**DO THIS**
Scan the material that follows. Copy every line containing the word "said".
-- BEGIN THE RECORDS --
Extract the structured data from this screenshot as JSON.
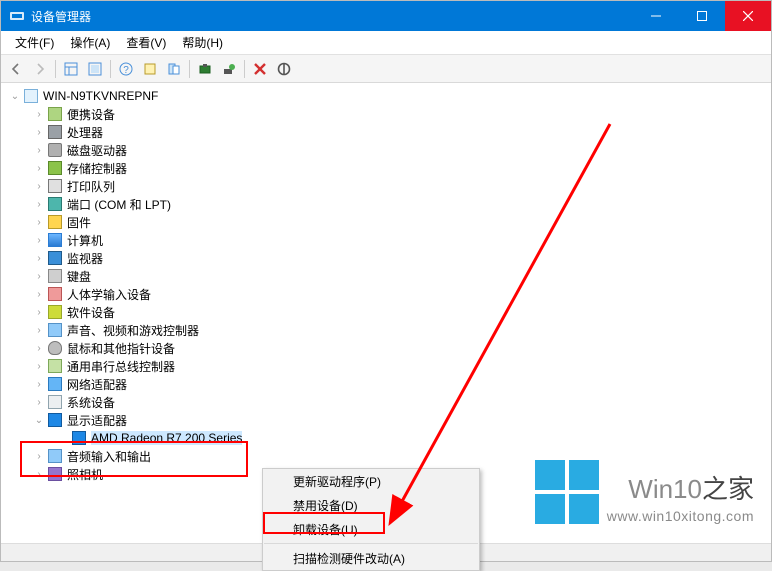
{
  "window": {
    "title": "设备管理器"
  },
  "menubar": {
    "file": "文件(F)",
    "action": "操作(A)",
    "view": "查看(V)",
    "help": "帮助(H)"
  },
  "tree": {
    "root": "WIN-N9TKVNREPNF",
    "items": [
      {
        "label": "便携设备",
        "icon": "ic-portable"
      },
      {
        "label": "处理器",
        "icon": "ic-chip"
      },
      {
        "label": "磁盘驱动器",
        "icon": "ic-disk"
      },
      {
        "label": "存储控制器",
        "icon": "ic-usb"
      },
      {
        "label": "打印队列",
        "icon": "ic-printer"
      },
      {
        "label": "端口 (COM 和 LPT)",
        "icon": "ic-port"
      },
      {
        "label": "固件",
        "icon": "ic-firmware"
      },
      {
        "label": "计算机",
        "icon": "ic-computer"
      },
      {
        "label": "监视器",
        "icon": "ic-monitor"
      },
      {
        "label": "键盘",
        "icon": "ic-keyboard"
      },
      {
        "label": "人体学输入设备",
        "icon": "ic-hid"
      },
      {
        "label": "软件设备",
        "icon": "ic-software"
      },
      {
        "label": "声音、视频和游戏控制器",
        "icon": "ic-sound"
      },
      {
        "label": "鼠标和其他指针设备",
        "icon": "ic-mouse"
      },
      {
        "label": "通用串行总线控制器",
        "icon": "ic-serial"
      },
      {
        "label": "网络适配器",
        "icon": "ic-net"
      },
      {
        "label": "系统设备",
        "icon": "ic-system"
      }
    ],
    "display_adapters": {
      "label": "显示适配器",
      "child": "AMD Radeon R7 200 Series"
    },
    "after": [
      {
        "label": "音频输入和输出",
        "icon": "ic-sound"
      },
      {
        "label": "照相机",
        "icon": "ic-camera"
      }
    ]
  },
  "context_menu": {
    "update": "更新驱动程序(P)",
    "disable": "禁用设备(D)",
    "uninstall": "卸载设备(U)",
    "scan": "扫描检测硬件改动(A)"
  },
  "watermark": {
    "brand_main": "Win10",
    "brand_suffix": "之家",
    "url": "www.win10xitong.com"
  }
}
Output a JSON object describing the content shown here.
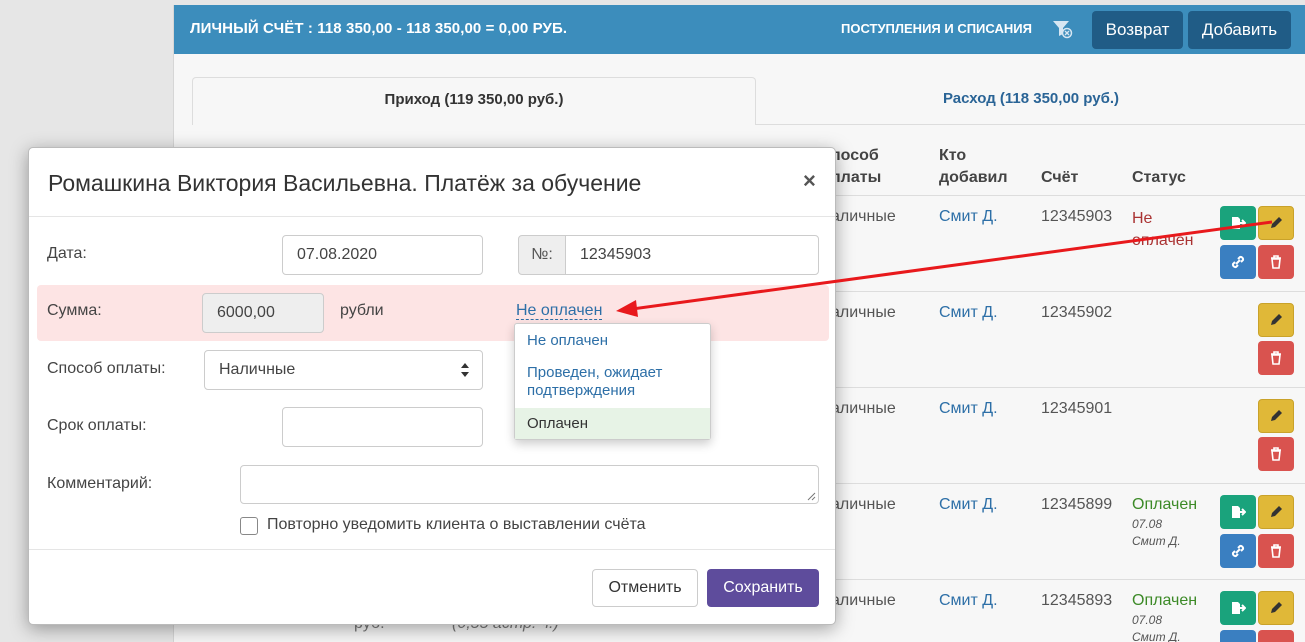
{
  "header": {
    "account_summary": "ЛИЧНЫЙ СЧЁТ :  118 350,00 - 118 350,00 = 0,00 РУБ.",
    "transactions_link": "ПОСТУПЛЕНИЯ И СПИСАНИЯ",
    "filter_icon": "filter-icon",
    "return_button": "Возврат",
    "add_button": "Добавить"
  },
  "tabs": {
    "income": "Приход (119 350,00 руб.)",
    "expense": "Расход (118 350,00 руб.)"
  },
  "table": {
    "headers": {
      "method_line1": "пособ",
      "method_line2": "платы",
      "who_line1": "Кто",
      "who_line2": "добавил",
      "account": "Счёт",
      "status": "Статус"
    },
    "rows": [
      {
        "method": "аличные",
        "who": "Смит Д.",
        "account": "12345903",
        "status_line1": "Не",
        "status_line2": "оплачен",
        "sub_date": "",
        "sub_who": ""
      },
      {
        "method": "аличные",
        "who": "Смит Д.",
        "account": "12345902",
        "status_line1": "",
        "status_line2": "",
        "sub_date": "",
        "sub_who": ""
      },
      {
        "method": "аличные",
        "who": "Смит Д.",
        "account": "12345901",
        "status_line1": "",
        "status_line2": "",
        "sub_date": "",
        "sub_who": ""
      },
      {
        "method": "аличные",
        "who": "Смит Д.",
        "account": "12345899",
        "status_line1": "Оплачен",
        "status_line2": "",
        "sub_date": "07.08",
        "sub_who": "Смит Д."
      },
      {
        "method": "аличные",
        "who": "Смит Д.",
        "account": "12345893",
        "status_line1": "Оплачен",
        "status_line2": "",
        "sub_date": "07.08",
        "sub_who": "Смит Д."
      }
    ],
    "partial_bottom_left": "руб.",
    "partial_bottom_mid": "(0,55 астр. ч.)"
  },
  "modal": {
    "title": "Ромашкина Виктория Васильевна. Платёж за обучение",
    "close": "×",
    "date_label": "Дата:",
    "date_value": "07.08.2020",
    "number_addon": "№:",
    "number_value": "12345903",
    "sum_label": "Сумма:",
    "sum_value": "6000,00",
    "sum_unit": "рубли",
    "status_current": "Не оплачен",
    "payment_method_label": "Способ оплаты:",
    "payment_method_value": "Наличные",
    "due_label": "Срок оплаты:",
    "due_value": "",
    "comment_label": "Комментарий:",
    "comment_value": "",
    "notify_label": "Повторно уведомить клиента о выставлении счёта",
    "notify_checked": false,
    "cancel_button": "Отменить",
    "save_button": "Сохранить"
  },
  "status_dropdown": {
    "options": [
      "Не оплачен",
      "Проведен, ожидает подтверждения",
      "Оплачен"
    ],
    "highlighted": "Оплачен"
  },
  "colors": {
    "header_bg": "#3c8dbc",
    "header_button": "#205c86",
    "save_button": "#5e4c9c",
    "sum_row_bg": "#fde4e4",
    "edit_button": "#e0b838",
    "delete_button": "#d9534f",
    "send_button": "#1aa37c",
    "link_button": "#3a7fc1",
    "annotation_arrow": "#e8191c"
  }
}
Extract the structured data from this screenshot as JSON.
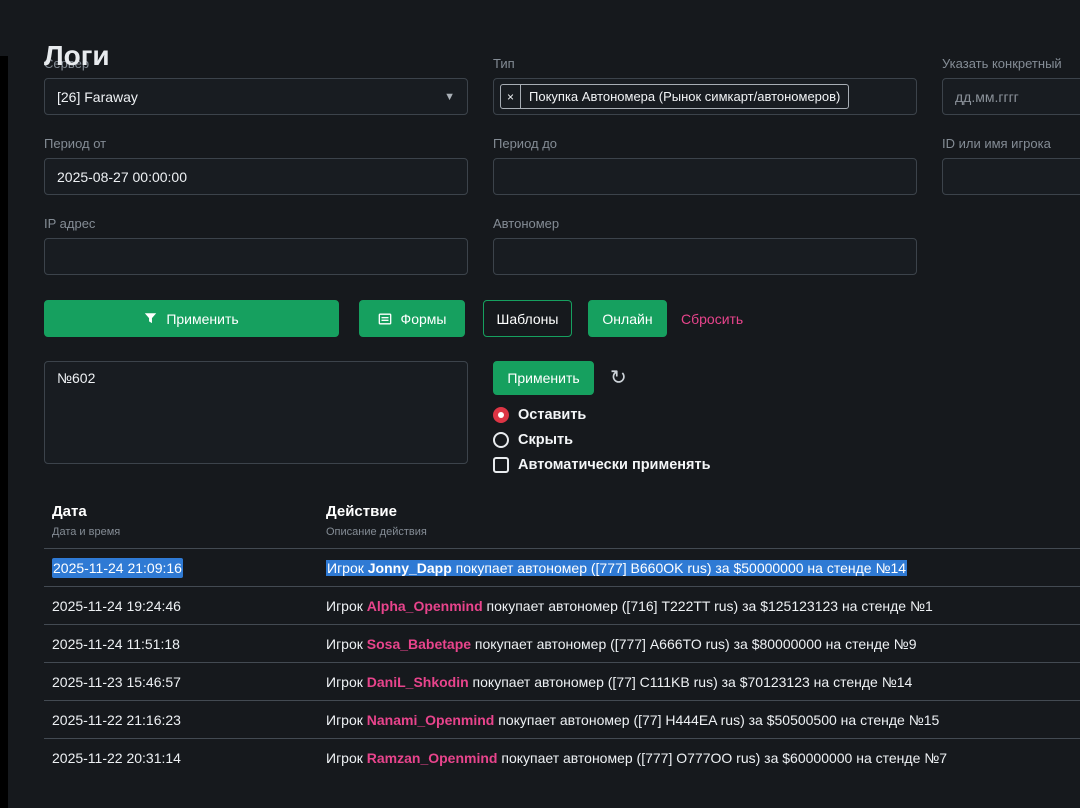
{
  "colors": {
    "accent_green": "#16a05f",
    "accent_pink": "#e8448c",
    "selection_blue": "#2f7ad4",
    "radio_red": "#dd3545"
  },
  "page": {
    "title": "Логи"
  },
  "filters": {
    "server": {
      "label": "Сервер",
      "value": "[26] Faraway"
    },
    "type": {
      "label": "Тип",
      "tag": "Покупка Автономера (Рынок симкарт/автономеров)",
      "tag_remove": "×"
    },
    "specific": {
      "label": "Указать конкретный",
      "placeholder": "дд.мм.гггг"
    },
    "period_from": {
      "label": "Период от",
      "value": "2025-08-27 00:00:00"
    },
    "period_to": {
      "label": "Период до",
      "value": ""
    },
    "player_id": {
      "label": "ID или имя игрока",
      "value": ""
    },
    "ip": {
      "label": "IP адрес",
      "value": ""
    },
    "autonumber": {
      "label": "Автономер",
      "value": ""
    }
  },
  "toolbar": {
    "apply_label": "Применить",
    "forms_label": "Формы",
    "templates_label": "Шаблоны",
    "online_label": "Онлайн",
    "reset_label": "Сбросить"
  },
  "note": {
    "text": "№602",
    "apply_label": "Применить",
    "refresh_icon": "↻",
    "options": [
      {
        "label": "Оставить",
        "type": "radio",
        "checked": true
      },
      {
        "label": "Скрыть",
        "type": "radio",
        "checked": false
      },
      {
        "label": "Автоматически применять",
        "type": "checkbox",
        "checked": false
      }
    ]
  },
  "table": {
    "columns": [
      {
        "title": "Дата",
        "subtitle": "Дата и время"
      },
      {
        "title": "Действие",
        "subtitle": "Описание действия"
      }
    ],
    "rows": [
      {
        "date": "2025-11-24 21:09:16",
        "prefix": "Игрок ",
        "player": "Jonny_Dapp",
        "action": " покупает автономер ([777] B660OK rus) за $50000000 на стенде №14",
        "selected": true
      },
      {
        "date": "2025-11-24 19:24:46",
        "prefix": "Игрок ",
        "player": "Alpha_Openmind",
        "action": " покупает автономер ([716] T222TT rus) за $125123123 на стенде №1"
      },
      {
        "date": "2025-11-24 11:51:18",
        "prefix": "Игрок ",
        "player": "Sosa_Babetape",
        "action": " покупает автономер ([777] A666TO rus) за $80000000 на стенде №9"
      },
      {
        "date": "2025-11-23 15:46:57",
        "prefix": "Игрок ",
        "player": "DaniL_Shkodin",
        "action": " покупает автономер ([77] C111KB rus) за $70123123 на стенде №14"
      },
      {
        "date": "2025-11-22 21:16:23",
        "prefix": "Игрок ",
        "player": "Nanami_Openmind",
        "action": " покупает автономер ([77] H444EA rus) за $50500500 на стенде №15"
      },
      {
        "date": "2025-11-22 20:31:14",
        "prefix": "Игрок ",
        "player": "Ramzan_Openmind",
        "action": " покупает автономер ([777] O777OO rus) за $60000000 на стенде №7",
        "partial": true
      }
    ]
  }
}
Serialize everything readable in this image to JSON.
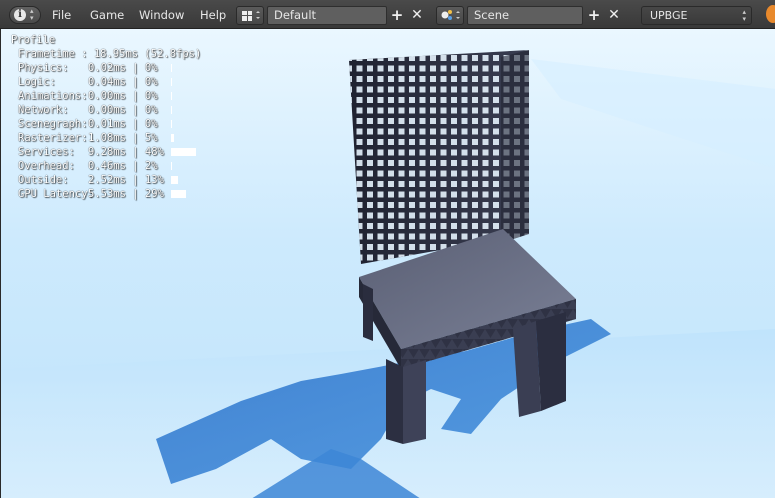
{
  "topbar": {
    "menus": [
      "File",
      "Game",
      "Window",
      "Help"
    ],
    "screen_layout": "Default",
    "scene": "Scene",
    "engine": "UPBGE"
  },
  "profile": {
    "title": "Profile",
    "frametime": "Frametime : 18.95ms (52.8fps)",
    "rows": [
      {
        "label": "Physics:",
        "value": "0.02ms",
        "percent": "0%",
        "fraction": 0.0
      },
      {
        "label": "Logic:",
        "value": "0.04ms",
        "percent": "0%",
        "fraction": 0.0
      },
      {
        "label": "Animations:",
        "value": "0.00ms",
        "percent": "0%",
        "fraction": 0.0
      },
      {
        "label": "Network:",
        "value": "0.00ms",
        "percent": "0%",
        "fraction": 0.0
      },
      {
        "label": "Scenegraph:",
        "value": "0.01ms",
        "percent": "0%",
        "fraction": 0.0
      },
      {
        "label": "Rasterizer:",
        "value": "1.08ms",
        "percent": "5%",
        "fraction": 0.05
      },
      {
        "label": "Services:",
        "value": "9.28ms",
        "percent": "48%",
        "fraction": 0.48
      },
      {
        "label": "Overhead:",
        "value": "0.46ms",
        "percent": "2%",
        "fraction": 0.02
      },
      {
        "label": "Outside:",
        "value": "2.52ms",
        "percent": "13%",
        "fraction": 0.13
      },
      {
        "label": "GPU Latency:",
        "value": "5.53ms",
        "percent": "29%",
        "fraction": 0.29
      }
    ]
  },
  "colors": {
    "sky_top": "#e8f6ff",
    "sky_bottom": "#a9d8f8",
    "shadow": "#3e87d6",
    "chair_dark": "#2a2d3e",
    "chair_mid": "#4a4f66",
    "seat_top": "#6e7488"
  }
}
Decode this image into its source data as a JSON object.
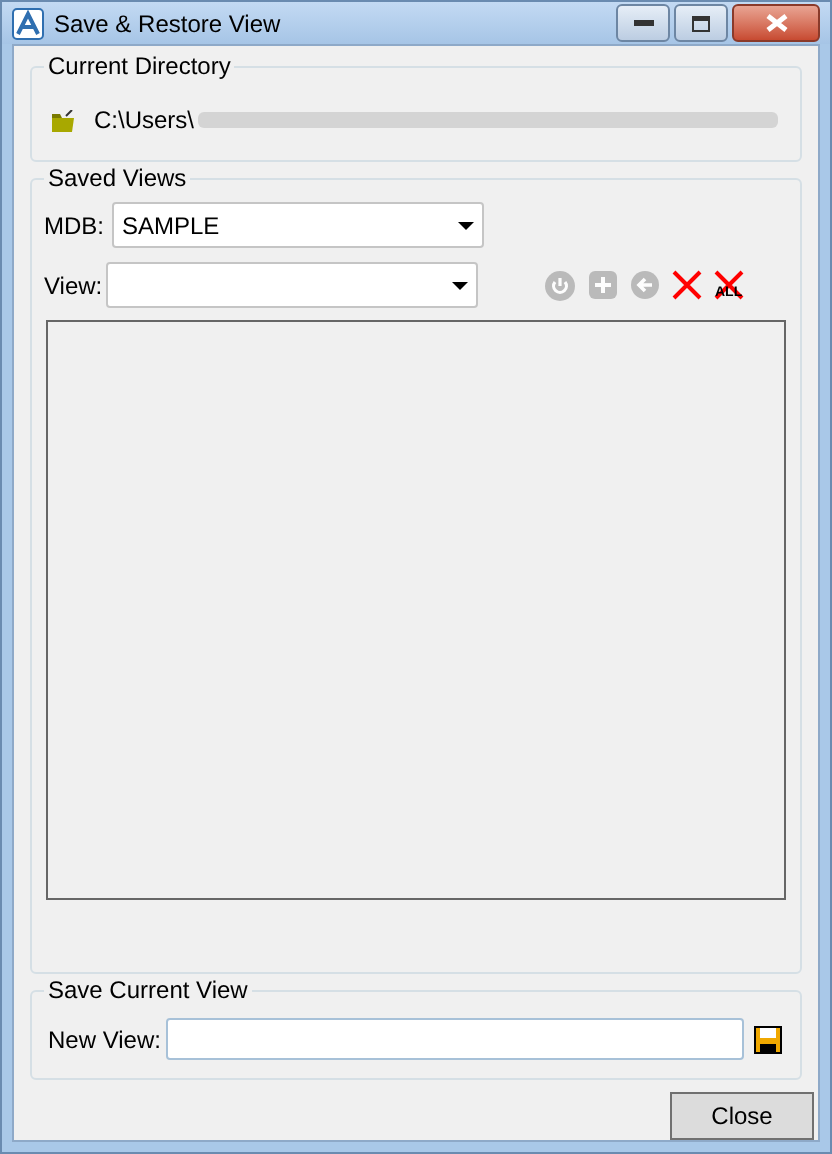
{
  "window": {
    "title": "Save & Restore View"
  },
  "current_directory": {
    "title": "Current Directory",
    "path": "C:\\Users\\"
  },
  "saved_views": {
    "title": "Saved Views",
    "mdb": {
      "label": "MDB:",
      "value": "SAMPLE"
    },
    "view": {
      "label": "View:"
    },
    "tools": [
      {
        "kind": "power",
        "disabled": true
      },
      {
        "kind": "add",
        "disabled": true
      },
      {
        "kind": "back",
        "disabled": true
      },
      {
        "kind": "delete",
        "disabled": false
      },
      {
        "kind": "delete_all",
        "disabled": false,
        "badge": "ALL"
      }
    ]
  },
  "save_current_view": {
    "title": "Save Current View",
    "label": "New View:"
  },
  "buttons": [
    {
      "label": "Close"
    }
  ]
}
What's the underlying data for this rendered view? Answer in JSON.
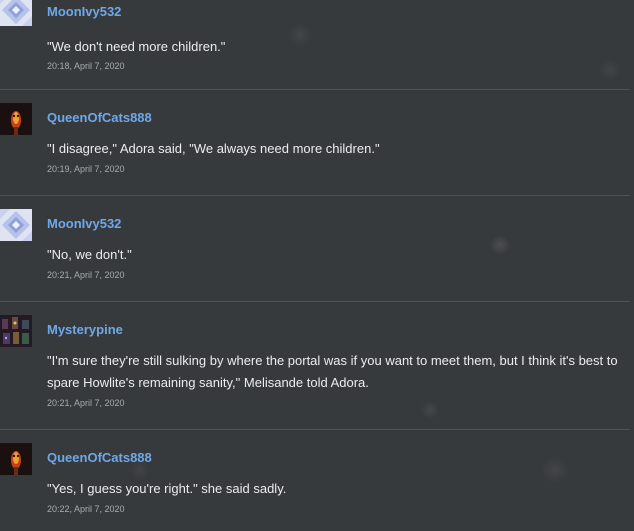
{
  "comments": [
    {
      "username": "MoonIvy532",
      "avatar_icon": "moonivy-avatar-icon",
      "message": "\"We don't need more children.\"",
      "timestamp": "20:18, April 7, 2020"
    },
    {
      "username": "QueenOfCats888",
      "avatar_icon": "queenofcats-avatar-icon",
      "message": "\"I disagree,\" Adora said, \"We always need more children.\"",
      "timestamp": "20:19, April 7, 2020"
    },
    {
      "username": "MoonIvy532",
      "avatar_icon": "moonivy-avatar-icon",
      "message": "\"No, we don't.\"",
      "timestamp": "20:21, April 7, 2020"
    },
    {
      "username": "Mysterypine",
      "avatar_icon": "mysterypine-avatar-icon",
      "message": "\"I'm sure they're still sulking by where the portal was if you want to meet them, but I think it's best to spare Howlite's remaining sanity,\" Melisande told Adora.",
      "timestamp": "20:21, April 7, 2020"
    },
    {
      "username": "QueenOfCats888",
      "avatar_icon": "queenofcats-avatar-icon",
      "message": "\"Yes, I guess you're right.\" she said sadly.",
      "timestamp": "20:22, April 7, 2020"
    }
  ],
  "colors": {
    "background": "#373a3d",
    "username": "#6fa8e8",
    "message": "#ececec",
    "timestamp": "#a8abad",
    "divider": "#4e5256"
  }
}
-- END THE RECORDS --
**SOLUTION TO THIS EXERCISE**
      "message": "\"I disagree,\" Adora said, \"We always need more children.\"",
      "message": "\"Yes, I guess you're right.\" she said sadly.",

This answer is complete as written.